Data records>
========================================================================
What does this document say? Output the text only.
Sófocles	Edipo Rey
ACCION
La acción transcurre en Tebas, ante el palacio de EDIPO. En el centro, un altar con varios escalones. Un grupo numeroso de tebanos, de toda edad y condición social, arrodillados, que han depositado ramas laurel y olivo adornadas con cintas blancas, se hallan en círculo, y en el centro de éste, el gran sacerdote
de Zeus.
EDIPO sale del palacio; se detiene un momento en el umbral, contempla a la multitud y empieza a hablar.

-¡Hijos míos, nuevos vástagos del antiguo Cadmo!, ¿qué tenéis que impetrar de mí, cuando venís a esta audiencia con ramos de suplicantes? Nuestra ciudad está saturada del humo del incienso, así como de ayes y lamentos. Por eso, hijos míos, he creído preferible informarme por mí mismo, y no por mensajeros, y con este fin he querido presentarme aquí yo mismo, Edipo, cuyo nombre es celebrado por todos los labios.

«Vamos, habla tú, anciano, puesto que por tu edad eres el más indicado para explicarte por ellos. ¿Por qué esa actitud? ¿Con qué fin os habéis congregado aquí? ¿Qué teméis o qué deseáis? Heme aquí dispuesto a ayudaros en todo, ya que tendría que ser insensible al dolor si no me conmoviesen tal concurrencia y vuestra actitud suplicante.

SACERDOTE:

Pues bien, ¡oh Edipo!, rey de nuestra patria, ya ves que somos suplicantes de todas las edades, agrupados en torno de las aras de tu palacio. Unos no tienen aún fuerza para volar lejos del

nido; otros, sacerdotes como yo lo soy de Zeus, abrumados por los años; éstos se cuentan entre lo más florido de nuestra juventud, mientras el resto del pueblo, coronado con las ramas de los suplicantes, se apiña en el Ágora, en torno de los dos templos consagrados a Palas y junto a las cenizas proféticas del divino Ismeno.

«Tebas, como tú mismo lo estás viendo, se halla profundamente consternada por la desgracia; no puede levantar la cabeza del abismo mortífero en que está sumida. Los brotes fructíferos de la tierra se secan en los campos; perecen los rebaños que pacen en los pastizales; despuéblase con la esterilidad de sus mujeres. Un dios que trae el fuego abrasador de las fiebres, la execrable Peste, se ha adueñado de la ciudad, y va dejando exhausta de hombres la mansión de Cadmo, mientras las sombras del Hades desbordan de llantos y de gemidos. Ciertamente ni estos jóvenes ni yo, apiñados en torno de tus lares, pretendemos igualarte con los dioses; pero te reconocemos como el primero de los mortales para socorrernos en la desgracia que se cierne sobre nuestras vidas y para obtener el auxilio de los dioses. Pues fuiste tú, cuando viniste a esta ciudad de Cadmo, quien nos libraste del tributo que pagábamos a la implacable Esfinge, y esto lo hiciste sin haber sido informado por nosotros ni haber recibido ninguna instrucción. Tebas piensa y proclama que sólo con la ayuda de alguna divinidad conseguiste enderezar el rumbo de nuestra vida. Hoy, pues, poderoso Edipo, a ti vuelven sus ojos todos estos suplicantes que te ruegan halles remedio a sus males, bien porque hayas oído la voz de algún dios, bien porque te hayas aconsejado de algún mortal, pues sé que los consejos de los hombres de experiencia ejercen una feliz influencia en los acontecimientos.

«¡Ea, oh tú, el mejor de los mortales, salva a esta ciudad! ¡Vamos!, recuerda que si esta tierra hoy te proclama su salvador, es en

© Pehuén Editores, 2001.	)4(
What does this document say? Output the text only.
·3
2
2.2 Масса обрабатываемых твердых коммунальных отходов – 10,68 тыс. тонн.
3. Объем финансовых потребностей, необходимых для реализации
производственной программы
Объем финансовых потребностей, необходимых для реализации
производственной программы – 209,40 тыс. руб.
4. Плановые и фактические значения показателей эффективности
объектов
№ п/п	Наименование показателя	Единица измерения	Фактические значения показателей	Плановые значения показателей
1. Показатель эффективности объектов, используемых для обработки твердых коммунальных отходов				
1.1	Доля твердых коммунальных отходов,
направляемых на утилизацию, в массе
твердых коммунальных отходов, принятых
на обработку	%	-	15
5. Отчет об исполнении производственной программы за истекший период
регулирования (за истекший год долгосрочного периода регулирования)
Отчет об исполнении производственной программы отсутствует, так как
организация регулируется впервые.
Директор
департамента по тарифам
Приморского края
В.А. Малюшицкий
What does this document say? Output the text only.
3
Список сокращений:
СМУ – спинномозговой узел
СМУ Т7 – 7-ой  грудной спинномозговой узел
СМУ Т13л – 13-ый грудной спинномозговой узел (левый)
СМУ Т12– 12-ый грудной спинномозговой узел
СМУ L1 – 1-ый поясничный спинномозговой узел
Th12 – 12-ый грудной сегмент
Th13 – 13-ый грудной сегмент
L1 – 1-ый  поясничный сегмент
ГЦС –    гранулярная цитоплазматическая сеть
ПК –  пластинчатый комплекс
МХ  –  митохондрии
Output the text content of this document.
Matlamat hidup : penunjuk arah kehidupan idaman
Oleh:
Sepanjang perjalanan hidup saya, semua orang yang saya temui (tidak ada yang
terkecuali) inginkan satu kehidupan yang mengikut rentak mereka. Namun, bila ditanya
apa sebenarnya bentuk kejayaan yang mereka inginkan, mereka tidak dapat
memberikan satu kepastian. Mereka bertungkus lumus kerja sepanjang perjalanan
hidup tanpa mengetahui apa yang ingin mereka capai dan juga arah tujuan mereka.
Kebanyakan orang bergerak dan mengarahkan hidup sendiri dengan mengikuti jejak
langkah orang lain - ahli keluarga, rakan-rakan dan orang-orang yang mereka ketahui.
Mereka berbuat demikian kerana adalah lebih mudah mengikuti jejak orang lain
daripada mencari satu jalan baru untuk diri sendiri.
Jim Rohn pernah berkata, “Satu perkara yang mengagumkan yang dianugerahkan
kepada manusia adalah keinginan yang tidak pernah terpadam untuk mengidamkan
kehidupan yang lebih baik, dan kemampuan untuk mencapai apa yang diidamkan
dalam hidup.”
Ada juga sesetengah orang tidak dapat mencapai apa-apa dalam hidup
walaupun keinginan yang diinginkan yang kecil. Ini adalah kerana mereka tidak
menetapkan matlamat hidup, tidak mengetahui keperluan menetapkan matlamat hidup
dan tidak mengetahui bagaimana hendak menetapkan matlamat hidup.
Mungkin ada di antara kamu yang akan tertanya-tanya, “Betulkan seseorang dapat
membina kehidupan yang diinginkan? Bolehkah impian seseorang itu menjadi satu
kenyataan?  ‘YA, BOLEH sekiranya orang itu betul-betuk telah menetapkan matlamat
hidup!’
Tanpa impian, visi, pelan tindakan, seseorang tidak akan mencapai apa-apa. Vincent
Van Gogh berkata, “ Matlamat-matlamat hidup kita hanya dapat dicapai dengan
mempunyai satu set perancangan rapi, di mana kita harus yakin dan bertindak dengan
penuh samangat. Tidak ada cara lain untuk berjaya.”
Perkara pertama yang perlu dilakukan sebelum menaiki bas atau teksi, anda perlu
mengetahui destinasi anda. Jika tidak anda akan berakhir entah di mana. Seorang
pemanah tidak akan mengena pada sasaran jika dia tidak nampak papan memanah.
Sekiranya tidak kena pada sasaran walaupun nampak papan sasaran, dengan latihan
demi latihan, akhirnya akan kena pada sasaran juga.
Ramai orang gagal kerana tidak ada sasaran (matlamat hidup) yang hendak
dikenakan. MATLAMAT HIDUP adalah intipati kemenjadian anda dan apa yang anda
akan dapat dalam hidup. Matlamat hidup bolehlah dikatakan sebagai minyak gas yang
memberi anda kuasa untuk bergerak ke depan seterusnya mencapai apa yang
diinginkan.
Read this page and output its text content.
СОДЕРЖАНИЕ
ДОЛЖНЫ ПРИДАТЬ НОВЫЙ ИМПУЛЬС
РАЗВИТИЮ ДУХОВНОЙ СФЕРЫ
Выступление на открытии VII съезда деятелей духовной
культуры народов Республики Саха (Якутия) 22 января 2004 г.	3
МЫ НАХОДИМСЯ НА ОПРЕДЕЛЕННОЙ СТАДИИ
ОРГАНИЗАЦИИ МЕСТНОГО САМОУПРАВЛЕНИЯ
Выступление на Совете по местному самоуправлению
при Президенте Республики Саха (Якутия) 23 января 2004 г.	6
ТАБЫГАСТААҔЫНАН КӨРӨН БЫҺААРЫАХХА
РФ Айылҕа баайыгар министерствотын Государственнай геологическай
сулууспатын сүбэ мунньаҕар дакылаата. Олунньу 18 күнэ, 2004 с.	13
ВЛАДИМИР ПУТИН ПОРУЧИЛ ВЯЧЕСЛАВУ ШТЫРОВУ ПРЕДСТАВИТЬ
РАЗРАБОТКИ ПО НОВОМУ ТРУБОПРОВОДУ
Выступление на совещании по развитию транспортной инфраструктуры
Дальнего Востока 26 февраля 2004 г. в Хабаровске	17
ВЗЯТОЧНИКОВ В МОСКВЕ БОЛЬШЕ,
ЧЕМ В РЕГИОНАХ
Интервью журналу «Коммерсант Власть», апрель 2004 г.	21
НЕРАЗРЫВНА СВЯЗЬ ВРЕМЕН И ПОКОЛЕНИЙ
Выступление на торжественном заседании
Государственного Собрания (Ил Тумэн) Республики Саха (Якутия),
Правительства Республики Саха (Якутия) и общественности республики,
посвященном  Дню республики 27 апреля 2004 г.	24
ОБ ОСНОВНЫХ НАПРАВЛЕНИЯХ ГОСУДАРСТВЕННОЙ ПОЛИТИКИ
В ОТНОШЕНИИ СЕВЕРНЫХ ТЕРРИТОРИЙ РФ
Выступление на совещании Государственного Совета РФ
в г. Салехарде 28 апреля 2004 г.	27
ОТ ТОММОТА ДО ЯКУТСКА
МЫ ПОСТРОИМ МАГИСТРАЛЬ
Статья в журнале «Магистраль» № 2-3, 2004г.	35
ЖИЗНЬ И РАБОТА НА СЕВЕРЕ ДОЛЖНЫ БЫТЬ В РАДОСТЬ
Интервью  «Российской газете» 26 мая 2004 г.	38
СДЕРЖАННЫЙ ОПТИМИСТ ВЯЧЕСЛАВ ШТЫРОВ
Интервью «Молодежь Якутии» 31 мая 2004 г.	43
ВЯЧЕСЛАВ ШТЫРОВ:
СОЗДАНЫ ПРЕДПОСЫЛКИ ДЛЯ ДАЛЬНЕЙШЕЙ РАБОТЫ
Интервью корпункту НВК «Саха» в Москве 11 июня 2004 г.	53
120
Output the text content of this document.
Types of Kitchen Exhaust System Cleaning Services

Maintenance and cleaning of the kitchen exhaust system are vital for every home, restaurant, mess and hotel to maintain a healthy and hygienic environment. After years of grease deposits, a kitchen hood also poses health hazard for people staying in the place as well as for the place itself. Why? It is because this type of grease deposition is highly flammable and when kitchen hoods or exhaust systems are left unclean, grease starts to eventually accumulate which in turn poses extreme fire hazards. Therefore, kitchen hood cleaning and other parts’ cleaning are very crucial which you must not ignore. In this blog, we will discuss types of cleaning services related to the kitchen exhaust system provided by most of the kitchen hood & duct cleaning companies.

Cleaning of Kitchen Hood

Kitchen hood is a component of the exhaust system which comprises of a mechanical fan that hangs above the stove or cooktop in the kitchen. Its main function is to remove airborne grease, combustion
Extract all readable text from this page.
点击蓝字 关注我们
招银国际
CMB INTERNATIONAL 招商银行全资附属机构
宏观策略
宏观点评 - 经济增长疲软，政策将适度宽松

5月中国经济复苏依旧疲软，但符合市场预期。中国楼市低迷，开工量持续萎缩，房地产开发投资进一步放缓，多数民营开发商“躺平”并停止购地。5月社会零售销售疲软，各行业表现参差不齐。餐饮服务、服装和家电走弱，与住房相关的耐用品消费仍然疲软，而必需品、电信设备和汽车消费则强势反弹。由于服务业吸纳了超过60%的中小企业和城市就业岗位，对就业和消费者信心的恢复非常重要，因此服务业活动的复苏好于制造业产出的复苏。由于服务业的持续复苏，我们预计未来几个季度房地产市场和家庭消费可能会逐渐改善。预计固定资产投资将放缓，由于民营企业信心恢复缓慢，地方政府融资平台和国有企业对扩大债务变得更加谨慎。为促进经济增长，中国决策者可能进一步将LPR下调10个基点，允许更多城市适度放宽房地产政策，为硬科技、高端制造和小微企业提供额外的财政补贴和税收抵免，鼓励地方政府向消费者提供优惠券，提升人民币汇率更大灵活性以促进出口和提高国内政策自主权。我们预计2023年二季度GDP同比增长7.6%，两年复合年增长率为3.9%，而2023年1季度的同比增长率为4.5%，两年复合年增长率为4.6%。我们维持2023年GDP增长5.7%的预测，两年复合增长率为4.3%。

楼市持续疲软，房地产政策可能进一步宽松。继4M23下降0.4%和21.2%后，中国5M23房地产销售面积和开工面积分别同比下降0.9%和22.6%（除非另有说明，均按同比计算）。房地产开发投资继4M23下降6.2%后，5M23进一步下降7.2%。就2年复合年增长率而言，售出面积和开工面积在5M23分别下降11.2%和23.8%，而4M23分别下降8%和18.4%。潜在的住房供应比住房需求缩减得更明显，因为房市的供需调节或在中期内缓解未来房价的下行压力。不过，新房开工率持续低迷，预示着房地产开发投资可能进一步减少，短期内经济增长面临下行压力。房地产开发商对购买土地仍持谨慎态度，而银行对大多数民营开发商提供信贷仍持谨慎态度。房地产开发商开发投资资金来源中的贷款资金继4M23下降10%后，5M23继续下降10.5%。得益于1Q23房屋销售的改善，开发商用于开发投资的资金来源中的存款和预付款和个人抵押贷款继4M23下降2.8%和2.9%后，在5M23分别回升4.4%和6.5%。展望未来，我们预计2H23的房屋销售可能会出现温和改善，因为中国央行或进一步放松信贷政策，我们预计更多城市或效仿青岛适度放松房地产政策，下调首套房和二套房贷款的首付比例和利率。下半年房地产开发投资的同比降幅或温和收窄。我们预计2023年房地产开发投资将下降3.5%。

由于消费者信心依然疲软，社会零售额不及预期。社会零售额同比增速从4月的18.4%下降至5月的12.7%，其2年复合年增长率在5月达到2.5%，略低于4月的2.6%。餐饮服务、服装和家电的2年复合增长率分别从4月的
========================================================================
Task objective> Each line containing "коммунальных" counts once; state the total number of such lines and nothing else.

Answer to the exercise> 4